→ Task to complete
Extract each line of the records below that contains the word "title".

→ Entries shown

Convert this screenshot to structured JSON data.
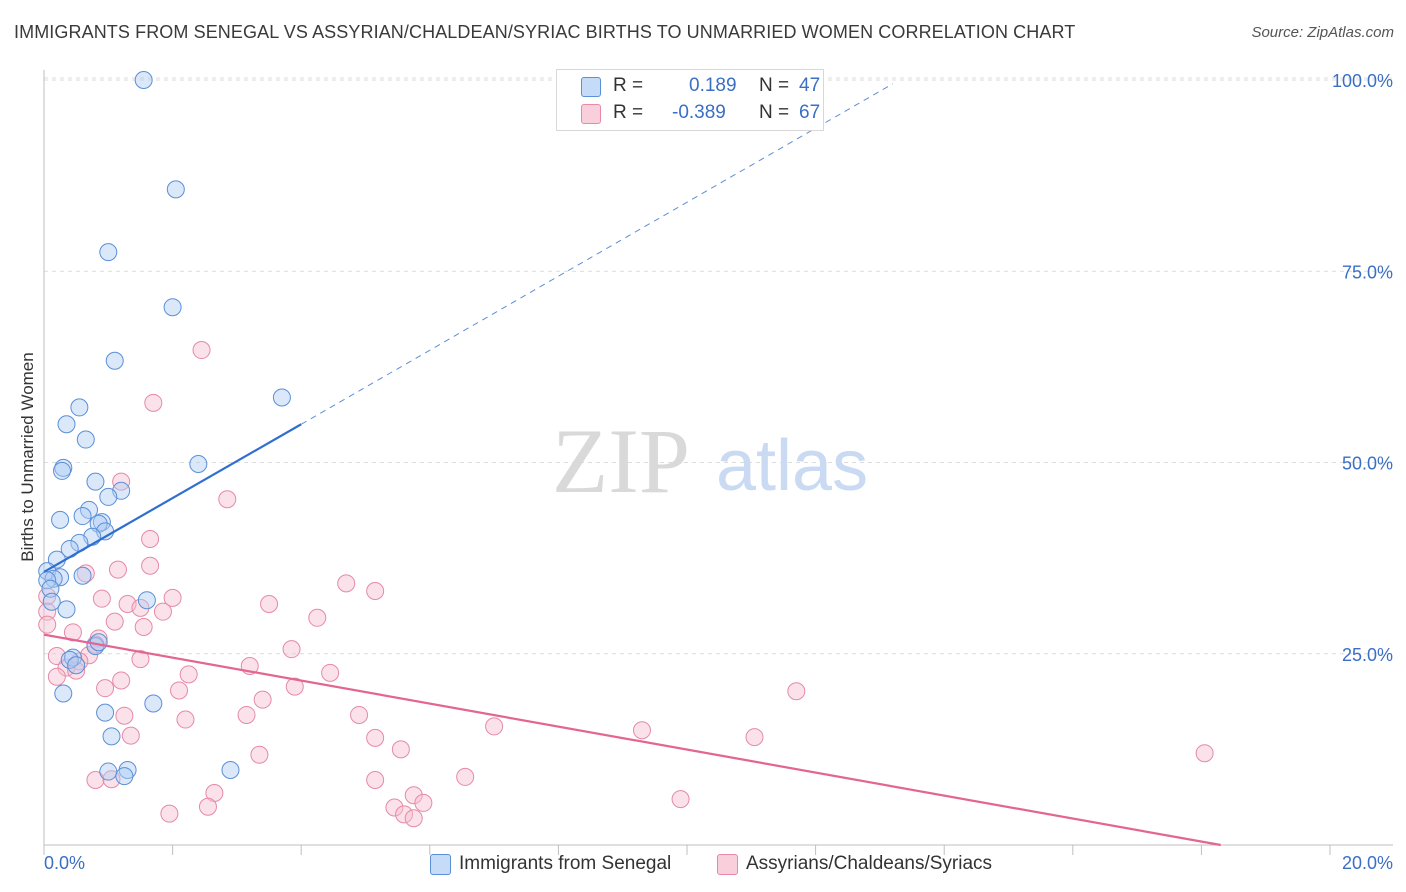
{
  "title": "IMMIGRANTS FROM SENEGAL VS ASSYRIAN/CHALDEAN/SYRIAC BIRTHS TO UNMARRIED WOMEN CORRELATION CHART",
  "source": "Source: ZipAtlas.com",
  "watermark": {
    "zip": "ZIP",
    "atlas": "atlas"
  },
  "legend": {
    "rows": [
      {
        "r_label": "R =",
        "r_value": "0.189",
        "n_label": "N =",
        "n_value": "47"
      },
      {
        "r_label": "R =",
        "r_value": "-0.389",
        "n_label": "N =",
        "n_value": "67"
      }
    ]
  },
  "colors": {
    "blue_fill": "#aecbf3",
    "blue_stroke": "#5b8fd6",
    "blue_line": "#2f6fd1",
    "pink_fill": "#f7bfd0",
    "pink_stroke": "#e58aa7",
    "pink_line": "#e36592",
    "grid": "#dcdcdc",
    "tick_label": "#3a6fc4"
  },
  "chart_data": {
    "type": "scatter",
    "title": "IMMIGRANTS FROM SENEGAL VS ASSYRIAN/CHALDEAN/SYRIAC BIRTHS TO UNMARRIED WOMEN CORRELATION CHART",
    "xlabel": "",
    "ylabel": "Births to Unmarried Women",
    "xlim": [
      0,
      20
    ],
    "ylim": [
      0,
      100
    ],
    "x_ticks": [
      "0.0%",
      "20.0%"
    ],
    "y_ticks": [
      "25.0%",
      "50.0%",
      "75.0%",
      "100.0%"
    ],
    "y_tick_values": [
      25,
      50,
      75,
      100
    ],
    "series": [
      {
        "name": "Immigrants from Senegal",
        "color": "blue",
        "R": 0.189,
        "N": 47,
        "trend": {
          "x0": 0,
          "y0": 35.7,
          "x1": 4.0,
          "y1": 55.0,
          "dashed_to_x": 13.2,
          "dashed_to_y": 99.5
        },
        "points": [
          [
            1.55,
            100.0
          ],
          [
            2.05,
            85.7
          ],
          [
            1.0,
            77.5
          ],
          [
            2.0,
            70.3
          ],
          [
            1.1,
            63.3
          ],
          [
            3.7,
            58.5
          ],
          [
            0.55,
            57.2
          ],
          [
            0.35,
            55.0
          ],
          [
            0.65,
            53.0
          ],
          [
            2.4,
            49.8
          ],
          [
            0.3,
            49.3
          ],
          [
            0.28,
            48.9
          ],
          [
            0.8,
            47.5
          ],
          [
            1.2,
            46.3
          ],
          [
            1.0,
            45.5
          ],
          [
            0.7,
            43.8
          ],
          [
            0.6,
            43.0
          ],
          [
            0.25,
            42.5
          ],
          [
            0.9,
            42.2
          ],
          [
            0.85,
            42.0
          ],
          [
            0.95,
            41.0
          ],
          [
            0.75,
            40.3
          ],
          [
            0.55,
            39.5
          ],
          [
            0.4,
            38.7
          ],
          [
            0.2,
            37.3
          ],
          [
            0.05,
            35.8
          ],
          [
            0.25,
            35.0
          ],
          [
            0.15,
            34.8
          ],
          [
            0.05,
            34.6
          ],
          [
            0.6,
            35.2
          ],
          [
            0.1,
            33.5
          ],
          [
            1.6,
            32.0
          ],
          [
            0.12,
            31.8
          ],
          [
            0.35,
            30.8
          ],
          [
            0.8,
            26.0
          ],
          [
            0.45,
            24.5
          ],
          [
            0.4,
            24.2
          ],
          [
            0.5,
            23.5
          ],
          [
            0.3,
            19.8
          ],
          [
            1.7,
            18.5
          ],
          [
            0.95,
            17.3
          ],
          [
            1.05,
            14.2
          ],
          [
            1.3,
            9.8
          ],
          [
            1.0,
            9.6
          ],
          [
            2.9,
            9.8
          ],
          [
            1.25,
            9.0
          ],
          [
            0.85,
            26.5
          ]
        ]
      },
      {
        "name": "Assyrians/Chaldeans/Syriacs",
        "color": "pink",
        "R": -0.389,
        "N": 67,
        "trend": {
          "x0": 0,
          "y0": 27.5,
          "x1": 18.3,
          "y1": 0.0
        },
        "points": [
          [
            2.45,
            64.7
          ],
          [
            1.7,
            57.8
          ],
          [
            1.2,
            47.5
          ],
          [
            2.85,
            45.2
          ],
          [
            1.65,
            40.0
          ],
          [
            1.65,
            36.5
          ],
          [
            1.15,
            36.0
          ],
          [
            0.65,
            35.5
          ],
          [
            4.7,
            34.2
          ],
          [
            5.15,
            33.2
          ],
          [
            0.05,
            32.5
          ],
          [
            0.9,
            32.2
          ],
          [
            2.0,
            32.3
          ],
          [
            1.3,
            31.5
          ],
          [
            3.5,
            31.5
          ],
          [
            0.05,
            30.5
          ],
          [
            1.5,
            31.0
          ],
          [
            1.85,
            30.5
          ],
          [
            4.25,
            29.7
          ],
          [
            1.1,
            29.2
          ],
          [
            1.55,
            28.5
          ],
          [
            0.05,
            28.8
          ],
          [
            0.45,
            27.8
          ],
          [
            0.85,
            27.0
          ],
          [
            3.85,
            25.6
          ],
          [
            0.8,
            26.2
          ],
          [
            0.2,
            24.7
          ],
          [
            0.7,
            24.8
          ],
          [
            0.55,
            24.0
          ],
          [
            1.5,
            24.3
          ],
          [
            0.35,
            23.2
          ],
          [
            0.5,
            22.8
          ],
          [
            3.2,
            23.4
          ],
          [
            2.25,
            22.3
          ],
          [
            4.45,
            22.5
          ],
          [
            0.2,
            22.0
          ],
          [
            1.2,
            21.5
          ],
          [
            0.95,
            20.5
          ],
          [
            2.1,
            20.2
          ],
          [
            3.9,
            20.7
          ],
          [
            11.7,
            20.1
          ],
          [
            3.4,
            19.0
          ],
          [
            1.25,
            16.9
          ],
          [
            2.2,
            16.4
          ],
          [
            3.15,
            17.0
          ],
          [
            4.9,
            17.0
          ],
          [
            7.0,
            15.5
          ],
          [
            9.3,
            15.0
          ],
          [
            1.35,
            14.3
          ],
          [
            5.15,
            14.0
          ],
          [
            11.05,
            14.1
          ],
          [
            5.55,
            12.5
          ],
          [
            3.35,
            11.8
          ],
          [
            18.05,
            12.0
          ],
          [
            5.15,
            8.5
          ],
          [
            6.55,
            8.9
          ],
          [
            0.8,
            8.5
          ],
          [
            1.05,
            8.6
          ],
          [
            2.65,
            6.8
          ],
          [
            5.75,
            6.5
          ],
          [
            9.9,
            6.0
          ],
          [
            2.55,
            5.0
          ],
          [
            5.45,
            4.9
          ],
          [
            5.6,
            4.0
          ],
          [
            5.75,
            3.5
          ],
          [
            1.95,
            4.1
          ],
          [
            5.9,
            5.5
          ]
        ]
      }
    ]
  },
  "bottom_legend": [
    {
      "label": "Immigrants from Senegal"
    },
    {
      "label": "Assyrians/Chaldeans/Syriacs"
    }
  ]
}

→ Result
  "title": "IMMIGRANTS FROM SENEGAL VS ASSYRIAN/CHALDEAN/SYRIAC BIRTHS TO UNMARRIED WOMEN CORRELATION CHART",
    "title": "IMMIGRANTS FROM SENEGAL VS ASSYRIAN/CHALDEAN/SYRIAC BIRTHS TO UNMARRIED WOMEN CORRELATION CHART",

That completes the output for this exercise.